◆ SET TASK
Below are some entries. Output each one exactly as it appears.
** begin **
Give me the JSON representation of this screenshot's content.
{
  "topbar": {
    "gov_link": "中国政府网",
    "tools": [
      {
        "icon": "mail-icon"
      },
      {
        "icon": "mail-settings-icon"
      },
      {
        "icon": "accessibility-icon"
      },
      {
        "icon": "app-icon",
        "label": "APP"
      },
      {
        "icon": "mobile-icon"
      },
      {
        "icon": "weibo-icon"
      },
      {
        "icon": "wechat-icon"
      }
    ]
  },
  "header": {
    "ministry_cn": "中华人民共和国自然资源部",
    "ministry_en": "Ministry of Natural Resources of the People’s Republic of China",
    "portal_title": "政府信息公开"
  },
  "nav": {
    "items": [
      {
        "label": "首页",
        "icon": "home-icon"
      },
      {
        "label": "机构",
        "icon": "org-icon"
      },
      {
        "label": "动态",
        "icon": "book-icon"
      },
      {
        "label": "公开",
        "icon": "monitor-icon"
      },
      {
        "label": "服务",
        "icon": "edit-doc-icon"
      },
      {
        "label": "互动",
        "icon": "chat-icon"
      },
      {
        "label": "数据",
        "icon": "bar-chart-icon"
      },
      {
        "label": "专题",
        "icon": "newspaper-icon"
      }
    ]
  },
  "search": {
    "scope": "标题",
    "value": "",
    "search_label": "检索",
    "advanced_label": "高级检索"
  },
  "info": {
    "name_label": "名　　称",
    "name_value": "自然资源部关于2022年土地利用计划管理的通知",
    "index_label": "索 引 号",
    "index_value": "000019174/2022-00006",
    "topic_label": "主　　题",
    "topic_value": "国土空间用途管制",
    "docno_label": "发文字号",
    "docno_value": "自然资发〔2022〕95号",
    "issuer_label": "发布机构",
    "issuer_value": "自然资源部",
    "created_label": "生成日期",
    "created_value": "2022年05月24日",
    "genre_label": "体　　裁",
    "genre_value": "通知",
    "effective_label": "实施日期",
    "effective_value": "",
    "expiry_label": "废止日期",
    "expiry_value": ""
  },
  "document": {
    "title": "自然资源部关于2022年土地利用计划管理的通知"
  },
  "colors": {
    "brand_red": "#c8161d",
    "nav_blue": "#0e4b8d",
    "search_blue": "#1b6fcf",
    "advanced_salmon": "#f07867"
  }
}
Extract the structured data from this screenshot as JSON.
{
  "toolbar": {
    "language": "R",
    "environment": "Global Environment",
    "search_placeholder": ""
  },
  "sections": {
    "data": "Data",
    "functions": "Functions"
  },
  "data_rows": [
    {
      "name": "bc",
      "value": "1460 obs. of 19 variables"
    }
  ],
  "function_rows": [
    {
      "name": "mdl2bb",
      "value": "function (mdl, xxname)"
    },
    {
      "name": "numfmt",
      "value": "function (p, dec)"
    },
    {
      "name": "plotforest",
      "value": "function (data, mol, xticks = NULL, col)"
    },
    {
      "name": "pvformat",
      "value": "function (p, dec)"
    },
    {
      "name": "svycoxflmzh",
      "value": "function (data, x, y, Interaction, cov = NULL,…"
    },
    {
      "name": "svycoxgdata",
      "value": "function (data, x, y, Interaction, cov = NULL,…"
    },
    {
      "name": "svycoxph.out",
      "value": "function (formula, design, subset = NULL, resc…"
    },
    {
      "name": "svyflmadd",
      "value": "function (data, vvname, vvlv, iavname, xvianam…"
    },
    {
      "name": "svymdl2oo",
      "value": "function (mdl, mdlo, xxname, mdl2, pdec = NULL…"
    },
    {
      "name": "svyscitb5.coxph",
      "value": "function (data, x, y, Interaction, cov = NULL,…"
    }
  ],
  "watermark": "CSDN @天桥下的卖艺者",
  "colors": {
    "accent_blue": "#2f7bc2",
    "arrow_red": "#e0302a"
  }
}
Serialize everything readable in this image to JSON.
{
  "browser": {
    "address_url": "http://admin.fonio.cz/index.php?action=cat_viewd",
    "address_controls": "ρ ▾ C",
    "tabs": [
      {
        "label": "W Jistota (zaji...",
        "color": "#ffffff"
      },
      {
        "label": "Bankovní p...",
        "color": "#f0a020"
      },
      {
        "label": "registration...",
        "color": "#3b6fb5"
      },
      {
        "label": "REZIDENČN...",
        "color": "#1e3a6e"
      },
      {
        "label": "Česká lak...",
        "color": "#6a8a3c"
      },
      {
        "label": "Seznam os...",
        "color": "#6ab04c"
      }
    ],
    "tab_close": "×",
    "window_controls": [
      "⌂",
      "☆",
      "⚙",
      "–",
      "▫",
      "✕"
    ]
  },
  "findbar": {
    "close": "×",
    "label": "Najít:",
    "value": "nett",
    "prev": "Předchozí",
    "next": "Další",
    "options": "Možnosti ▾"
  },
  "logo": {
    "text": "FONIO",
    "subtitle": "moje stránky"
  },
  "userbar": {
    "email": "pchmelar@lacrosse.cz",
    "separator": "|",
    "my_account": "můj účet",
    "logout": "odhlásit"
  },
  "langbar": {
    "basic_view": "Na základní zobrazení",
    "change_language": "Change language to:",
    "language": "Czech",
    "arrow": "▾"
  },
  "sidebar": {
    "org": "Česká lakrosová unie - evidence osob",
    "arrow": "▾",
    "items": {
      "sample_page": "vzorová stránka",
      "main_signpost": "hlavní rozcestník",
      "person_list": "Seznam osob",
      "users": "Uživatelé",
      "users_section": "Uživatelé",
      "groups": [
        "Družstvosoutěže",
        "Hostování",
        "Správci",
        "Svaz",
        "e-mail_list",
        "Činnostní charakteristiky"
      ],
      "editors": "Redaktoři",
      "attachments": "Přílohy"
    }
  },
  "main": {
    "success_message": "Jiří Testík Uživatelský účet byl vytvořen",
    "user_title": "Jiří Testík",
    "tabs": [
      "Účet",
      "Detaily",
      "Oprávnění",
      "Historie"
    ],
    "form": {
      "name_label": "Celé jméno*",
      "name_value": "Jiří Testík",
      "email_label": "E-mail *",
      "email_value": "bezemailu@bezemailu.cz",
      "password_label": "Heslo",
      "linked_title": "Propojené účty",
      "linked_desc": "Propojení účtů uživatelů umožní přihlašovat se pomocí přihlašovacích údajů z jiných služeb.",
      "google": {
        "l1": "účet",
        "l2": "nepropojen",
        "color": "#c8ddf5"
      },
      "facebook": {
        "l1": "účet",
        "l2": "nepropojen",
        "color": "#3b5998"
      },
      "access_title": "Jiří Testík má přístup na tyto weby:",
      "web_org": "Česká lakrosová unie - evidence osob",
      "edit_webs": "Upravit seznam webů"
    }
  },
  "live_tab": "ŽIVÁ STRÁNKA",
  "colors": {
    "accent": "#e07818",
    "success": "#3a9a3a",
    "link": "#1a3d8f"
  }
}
** end **
◆ EXERCISE RESPONSE
Give me the JSON representation of this screenshot's content.
{
  "topbar": {
    "gov_link": "中国政府网",
    "tools": [
      {
        "icon": "mail-icon"
      },
      {
        "icon": "mail-settings-icon"
      },
      {
        "icon": "accessibility-icon"
      },
      {
        "icon": "app-icon",
        "label": "APP"
      },
      {
        "icon": "mobile-icon"
      },
      {
        "icon": "weibo-icon"
      },
      {
        "icon": "wechat-icon"
      }
    ]
  },
  "header": {
    "ministry_cn": "中华人民共和国自然资源部",
    "ministry_en": "Ministry of Natural Resources of the People’s Republic of China",
    "portal_title": "政府信息公开"
  },
  "nav": {
    "items": [
      {
        "label": "首页",
        "icon": "home-icon"
      },
      {
        "label": "机构",
        "icon": "org-icon"
      },
      {
        "label": "动态",
        "icon": "book-icon"
      },
      {
        "label": "公开",
        "icon": "monitor-icon"
      },
      {
        "label": "服务",
        "icon": "edit-doc-icon"
      },
      {
        "label": "互动",
        "icon": "chat-icon"
      },
      {
        "label": "数据",
        "icon": "bar-chart-icon"
      },
      {
        "label": "专题",
        "icon": "newspaper-icon"
      }
    ]
  },
  "search": {
    "scope": "标题",
    "value": "",
    "search_label": "检索",
    "advanced_label": "高级检索"
  },
  "info": {
    "name_label": "名　　称",
    "name_value": "自然资源部关于2022年土地利用计划管理的通知",
    "index_label": "索 引 号",
    "index_value": "000019174/2022-00006",
    "topic_label": "主　　题",
    "topic_value": "国土空间用途管制",
    "docno_label": "发文字号",
    "docno_value": "自然资发〔2022〕95号",
    "issuer_label": "发布机构",
    "issuer_value": "自然资源部",
    "created_label": "生成日期",
    "created_value": "2022年05月24日",
    "genre_label": "体　　裁",
    "genre_value": "通知",
    "effective_label": "实施日期",
    "effective_value": "",
    "expiry_label": "废止日期",
    "expiry_value": ""
  },
  "document": {
    "title": "自然资源部关于2022年土地利用计划管理的通知"
  },
  "colors": {
    "brand_red": "#c8161d",
    "nav_blue": "#0e4b8d",
    "search_blue": "#1b6fcf",
    "advanced_salmon": "#f07867"
  }
}
Extract the structured data from this screenshot as JSON.
{
  "toolbar": {
    "language": "R",
    "environment": "Global Environment",
    "search_placeholder": ""
  },
  "sections": {
    "data": "Data",
    "functions": "Functions"
  },
  "data_rows": [
    {
      "name": "bc",
      "value": "1460 obs. of 19 variables"
    }
  ],
  "function_rows": [
    {
      "name": "mdl2bb",
      "value": "function (mdl, xxname)"
    },
    {
      "name": "numfmt",
      "value": "function (p, dec)"
    },
    {
      "name": "plotforest",
      "value": "function (data, mol, xticks = NULL, col)"
    },
    {
      "name": "pvformat",
      "value": "function (p, dec)"
    },
    {
      "name": "svycoxflmzh",
      "value": "function (data, x, y, Interaction, cov = NULL,…"
    },
    {
      "name": "svycoxgdata",
      "value": "function (data, x, y, Interaction, cov = NULL,…"
    },
    {
      "name": "svycoxph.out",
      "value": "function (formula, design, subset = NULL, resc…"
    },
    {
      "name": "svyflmadd",
      "value": "function (data, vvname, vvlv, iavname, xvianam…"
    },
    {
      "name": "svymdl2oo",
      "value": "function (mdl, mdlo, xxname, mdl2, pdec = NULL…"
    },
    {
      "name": "svyscitb5.coxph",
      "value": "function (data, x, y, Interaction, cov = NULL,…"
    }
  ],
  "watermark": "CSDN @天桥下的卖艺者",
  "colors": {
    "accent_blue": "#2f7bc2",
    "arrow_red": "#e0302a"
  }
}
Serialize everything readable in this image to JSON.
{
  "browser": {
    "address_url": "http://admin.fonio.cz/index.php?action=cat_viewd",
    "address_controls": "ρ ▾ C",
    "tabs": [
      {
        "label": "W Jistota (zaji...",
        "color": "#ffffff"
      },
      {
        "label": "Bankovní p...",
        "color": "#f0a020"
      },
      {
        "label": "registration...",
        "color": "#3b6fb5"
      },
      {
        "label": "REZIDENČN...",
        "color": "#1e3a6e"
      },
      {
        "label": "Česká lak...",
        "color": "#6a8a3c"
      },
      {
        "label": "Seznam os...",
        "color": "#6ab04c"
      }
    ],
    "tab_close": "×",
    "window_controls": [
      "⌂",
      "☆",
      "⚙",
      "–",
      "▫",
      "✕"
    ]
  },
  "findbar": {
    "close": "×",
    "label": "Najít:",
    "value": "nett",
    "prev": "Předchozí",
    "next": "Další",
    "options": "Možnosti ▾"
  },
  "logo": {
    "text": "FONIO",
    "subtitle": "moje stránky"
  },
  "userbar": {
    "email": "pchmelar@lacrosse.cz",
    "separator": "|",
    "my_account": "můj účet",
    "logout": "odhlásit"
  },
  "langbar": {
    "basic_view": "Na základní zobrazení",
    "change_language": "Change language to:",
    "language": "Czech",
    "arrow": "▾"
  },
  "sidebar": {
    "org": "Česká lakrosová unie - evidence osob",
    "arrow": "▾",
    "items": {
      "sample_page": "vzorová stránka",
      "main_signpost": "hlavní rozcestník",
      "person_list": "Seznam osob",
      "users": "Uživatelé",
      "users_section": "Uživatelé",
      "groups": [
        "Družstvosoutěže",
        "Hostování",
        "Správci",
        "Svaz",
        "e-mail_list",
        "Činnostní charakteristiky"
      ],
      "editors": "Redaktoři",
      "attachments": "Přílohy"
    }
  },
  "main": {
    "success_message": "Jiří Testík Uživatelský účet byl vytvořen",
    "user_title": "Jiří Testík",
    "tabs": [
      "Účet",
      "Detaily",
      "Oprávnění",
      "Historie"
    ],
    "form": {
      "name_label": "Celé jméno*",
      "name_value": "Jiří Testík",
      "email_label": "E-mail *",
      "email_value": "bezemailu@bezemailu.cz",
      "password_label": "Heslo",
      "linked_title": "Propojené účty",
      "linked_desc": "Propojení účtů uživatelů umožní přihlašovat se pomocí přihlašovacích údajů z jiných služeb.",
      "google": {
        "l1": "účet",
        "l2": "nepropojen",
        "color": "#c8ddf5"
      },
      "facebook": {
        "l1": "účet",
        "l2": "nepropojen",
        "color": "#3b5998"
      },
      "access_title": "Jiří Testík má přístup na tyto weby:",
      "web_org": "Česká lakrosová unie - evidence osob",
      "edit_webs": "Upravit seznam webů"
    }
  },
  "live_tab": "ŽIVÁ STRÁNKA",
  "colors": {
    "accent": "#e07818",
    "success": "#3a9a3a",
    "link": "#1a3d8f"
  }
}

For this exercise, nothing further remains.